Job :: Entries follow. Set all of them down as they stand.

(Stored entries)
---
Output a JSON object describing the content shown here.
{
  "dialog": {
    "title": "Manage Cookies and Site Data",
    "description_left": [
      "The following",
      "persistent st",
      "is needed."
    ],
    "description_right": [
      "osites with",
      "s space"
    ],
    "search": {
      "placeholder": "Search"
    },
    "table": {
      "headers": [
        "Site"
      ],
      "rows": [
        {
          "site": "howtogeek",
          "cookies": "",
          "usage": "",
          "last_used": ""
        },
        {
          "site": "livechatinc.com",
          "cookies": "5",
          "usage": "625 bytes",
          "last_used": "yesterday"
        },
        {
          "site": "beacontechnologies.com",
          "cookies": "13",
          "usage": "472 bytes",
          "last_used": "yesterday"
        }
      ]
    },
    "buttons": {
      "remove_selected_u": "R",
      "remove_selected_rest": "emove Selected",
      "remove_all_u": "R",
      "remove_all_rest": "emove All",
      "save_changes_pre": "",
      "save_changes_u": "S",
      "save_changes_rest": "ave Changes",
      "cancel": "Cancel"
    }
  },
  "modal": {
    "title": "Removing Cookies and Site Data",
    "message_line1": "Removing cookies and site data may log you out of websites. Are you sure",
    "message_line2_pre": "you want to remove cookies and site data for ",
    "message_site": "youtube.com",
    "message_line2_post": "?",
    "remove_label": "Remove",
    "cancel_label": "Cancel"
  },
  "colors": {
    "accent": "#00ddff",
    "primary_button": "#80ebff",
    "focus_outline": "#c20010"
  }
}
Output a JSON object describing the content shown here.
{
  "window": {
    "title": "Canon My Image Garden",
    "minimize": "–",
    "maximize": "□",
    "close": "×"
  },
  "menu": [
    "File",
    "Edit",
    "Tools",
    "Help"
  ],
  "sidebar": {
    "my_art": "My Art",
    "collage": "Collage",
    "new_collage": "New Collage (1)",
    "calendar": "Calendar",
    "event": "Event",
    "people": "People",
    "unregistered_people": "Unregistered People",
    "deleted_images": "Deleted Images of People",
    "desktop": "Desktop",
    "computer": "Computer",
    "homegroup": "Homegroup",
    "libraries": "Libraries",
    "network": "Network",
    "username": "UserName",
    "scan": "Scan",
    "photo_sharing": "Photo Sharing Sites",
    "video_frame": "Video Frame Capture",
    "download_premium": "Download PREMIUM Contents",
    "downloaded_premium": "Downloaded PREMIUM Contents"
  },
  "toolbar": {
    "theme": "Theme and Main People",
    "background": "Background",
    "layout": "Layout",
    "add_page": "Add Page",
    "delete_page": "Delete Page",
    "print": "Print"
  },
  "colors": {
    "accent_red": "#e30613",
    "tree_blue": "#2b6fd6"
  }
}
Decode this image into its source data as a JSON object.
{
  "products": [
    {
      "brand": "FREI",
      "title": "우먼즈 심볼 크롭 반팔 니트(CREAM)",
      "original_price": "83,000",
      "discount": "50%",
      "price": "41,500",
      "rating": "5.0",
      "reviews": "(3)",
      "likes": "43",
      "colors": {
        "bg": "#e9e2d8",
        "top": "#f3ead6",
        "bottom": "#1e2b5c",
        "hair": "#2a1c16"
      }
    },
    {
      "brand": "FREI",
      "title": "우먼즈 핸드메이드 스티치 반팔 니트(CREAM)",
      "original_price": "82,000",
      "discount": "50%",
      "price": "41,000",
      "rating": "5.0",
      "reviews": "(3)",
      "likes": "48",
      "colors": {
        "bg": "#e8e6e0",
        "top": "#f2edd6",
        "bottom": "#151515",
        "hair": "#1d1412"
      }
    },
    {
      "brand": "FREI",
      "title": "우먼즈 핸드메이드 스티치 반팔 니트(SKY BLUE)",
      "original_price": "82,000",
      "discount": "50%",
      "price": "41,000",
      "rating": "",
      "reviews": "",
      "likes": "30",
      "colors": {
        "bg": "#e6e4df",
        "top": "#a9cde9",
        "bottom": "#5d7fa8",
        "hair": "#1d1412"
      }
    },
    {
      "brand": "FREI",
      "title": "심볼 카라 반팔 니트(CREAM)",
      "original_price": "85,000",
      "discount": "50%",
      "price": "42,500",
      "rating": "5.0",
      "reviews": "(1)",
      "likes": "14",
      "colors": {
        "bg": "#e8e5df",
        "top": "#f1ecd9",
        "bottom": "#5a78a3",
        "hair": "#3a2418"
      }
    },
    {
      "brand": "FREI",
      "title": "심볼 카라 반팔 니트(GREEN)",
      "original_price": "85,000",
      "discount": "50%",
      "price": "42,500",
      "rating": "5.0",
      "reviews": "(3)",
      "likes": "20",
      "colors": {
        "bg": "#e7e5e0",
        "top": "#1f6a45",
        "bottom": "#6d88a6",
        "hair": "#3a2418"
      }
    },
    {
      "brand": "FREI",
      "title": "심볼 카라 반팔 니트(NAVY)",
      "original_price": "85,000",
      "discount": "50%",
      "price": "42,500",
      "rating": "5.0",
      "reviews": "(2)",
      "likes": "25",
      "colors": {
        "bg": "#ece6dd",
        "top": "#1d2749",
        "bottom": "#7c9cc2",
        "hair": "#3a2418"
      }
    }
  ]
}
---
Result for this task ::
Output a JSON object describing the content shown here.
{
  "dialog": {
    "title": "Manage Cookies and Site Data",
    "description_left": [
      "The following",
      "persistent st",
      "is needed."
    ],
    "description_right": [
      "osites with",
      "s space"
    ],
    "search": {
      "placeholder": "Search"
    },
    "table": {
      "headers": [
        "Site"
      ],
      "rows": [
        {
          "site": "howtogeek",
          "cookies": "",
          "usage": "",
          "last_used": ""
        },
        {
          "site": "livechatinc.com",
          "cookies": "5",
          "usage": "625 bytes",
          "last_used": "yesterday"
        },
        {
          "site": "beacontechnologies.com",
          "cookies": "13",
          "usage": "472 bytes",
          "last_used": "yesterday"
        }
      ]
    },
    "buttons": {
      "remove_selected_u": "R",
      "remove_selected_rest": "emove Selected",
      "remove_all_u": "R",
      "remove_all_rest": "emove All",
      "save_changes_pre": "",
      "save_changes_u": "S",
      "save_changes_rest": "ave Changes",
      "cancel": "Cancel"
    }
  },
  "modal": {
    "title": "Removing Cookies and Site Data",
    "message_line1": "Removing cookies and site data may log you out of websites. Are you sure",
    "message_line2_pre": "you want to remove cookies and site data for ",
    "message_site": "youtube.com",
    "message_line2_post": "?",
    "remove_label": "Remove",
    "cancel_label": "Cancel"
  },
  "colors": {
    "accent": "#00ddff",
    "primary_button": "#80ebff",
    "focus_outline": "#c20010"
  }
}
Output a JSON object describing the content shown here.
{
  "window": {
    "title": "Canon My Image Garden",
    "minimize": "–",
    "maximize": "□",
    "close": "×"
  },
  "menu": [
    "File",
    "Edit",
    "Tools",
    "Help"
  ],
  "sidebar": {
    "my_art": "My Art",
    "collage": "Collage",
    "new_collage": "New Collage (1)",
    "calendar": "Calendar",
    "event": "Event",
    "people": "People",
    "unregistered_people": "Unregistered People",
    "deleted_images": "Deleted Images of People",
    "desktop": "Desktop",
    "computer": "Computer",
    "homegroup": "Homegroup",
    "libraries": "Libraries",
    "network": "Network",
    "username": "UserName",
    "scan": "Scan",
    "photo_sharing": "Photo Sharing Sites",
    "video_frame": "Video Frame Capture",
    "download_premium": "Download PREMIUM Contents",
    "downloaded_premium": "Downloaded PREMIUM Contents"
  },
  "toolbar": {
    "theme": "Theme and Main People",
    "background": "Background",
    "layout": "Layout",
    "add_page": "Add Page",
    "delete_page": "Delete Page",
    "print": "Print"
  },
  "colors": {
    "accent_red": "#e30613",
    "tree_blue": "#2b6fd6"
  }
}
Decode this image into its source data as a JSON object.
{
  "products": [
    {
      "brand": "FREI",
      "title": "우먼즈 심볼 크롭 반팔 니트(CREAM)",
      "original_price": "83,000",
      "discount": "50%",
      "price": "41,500",
      "rating": "5.0",
      "reviews": "(3)",
      "likes": "43",
      "colors": {
        "bg": "#e9e2d8",
        "top": "#f3ead6",
        "bottom": "#1e2b5c",
        "hair": "#2a1c16"
      }
    },
    {
      "brand": "FREI",
      "title": "우먼즈 핸드메이드 스티치 반팔 니트(CREAM)",
      "original_price": "82,000",
      "discount": "50%",
      "price": "41,000",
      "rating": "5.0",
      "reviews": "(3)",
      "likes": "48",
      "colors": {
        "bg": "#e8e6e0",
        "top": "#f2edd6",
        "bottom": "#151515",
        "hair": "#1d1412"
      }
    },
    {
      "brand": "FREI",
      "title": "우먼즈 핸드메이드 스티치 반팔 니트(SKY BLUE)",
      "original_price": "82,000",
      "discount": "50%",
      "price": "41,000",
      "rating": "",
      "reviews": "",
      "likes": "30",
      "colors": {
        "bg": "#e6e4df",
        "top": "#a9cde9",
        "bottom": "#5d7fa8",
        "hair": "#1d1412"
      }
    },
    {
      "brand": "FREI",
      "title": "심볼 카라 반팔 니트(CREAM)",
      "original_price": "85,000",
      "discount": "50%",
      "price": "42,500",
      "rating": "5.0",
      "reviews": "(1)",
      "likes": "14",
      "colors": {
        "bg": "#e8e5df",
        "top": "#f1ecd9",
        "bottom": "#5a78a3",
        "hair": "#3a2418"
      }
    },
    {
      "brand": "FREI",
      "title": "심볼 카라 반팔 니트(GREEN)",
      "original_price": "85,000",
      "discount": "50%",
      "price": "42,500",
      "rating": "5.0",
      "reviews": "(3)",
      "likes": "20",
      "colors": {
        "bg": "#e7e5e0",
        "top": "#1f6a45",
        "bottom": "#6d88a6",
        "hair": "#3a2418"
      }
    },
    {
      "brand": "FREI",
      "title": "심볼 카라 반팔 니트(NAVY)",
      "original_price": "85,000",
      "discount": "50%",
      "price": "42,500",
      "rating": "5.0",
      "reviews": "(2)",
      "likes": "25",
      "colors": {
        "bg": "#ece6dd",
        "top": "#1d2749",
        "bottom": "#7c9cc2",
        "hair": "#3a2418"
      }
    }
  ]
}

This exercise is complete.